• [WHAT IS ASKED] Reply with one number only, the count of lines holding the string "Seat".

• [TASK DATA]

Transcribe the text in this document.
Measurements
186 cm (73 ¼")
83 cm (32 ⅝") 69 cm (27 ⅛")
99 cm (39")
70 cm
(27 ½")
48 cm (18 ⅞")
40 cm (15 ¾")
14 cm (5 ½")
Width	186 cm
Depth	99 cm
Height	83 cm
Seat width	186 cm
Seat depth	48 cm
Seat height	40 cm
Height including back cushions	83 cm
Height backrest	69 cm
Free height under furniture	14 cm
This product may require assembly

• [RESULT BELOW] 3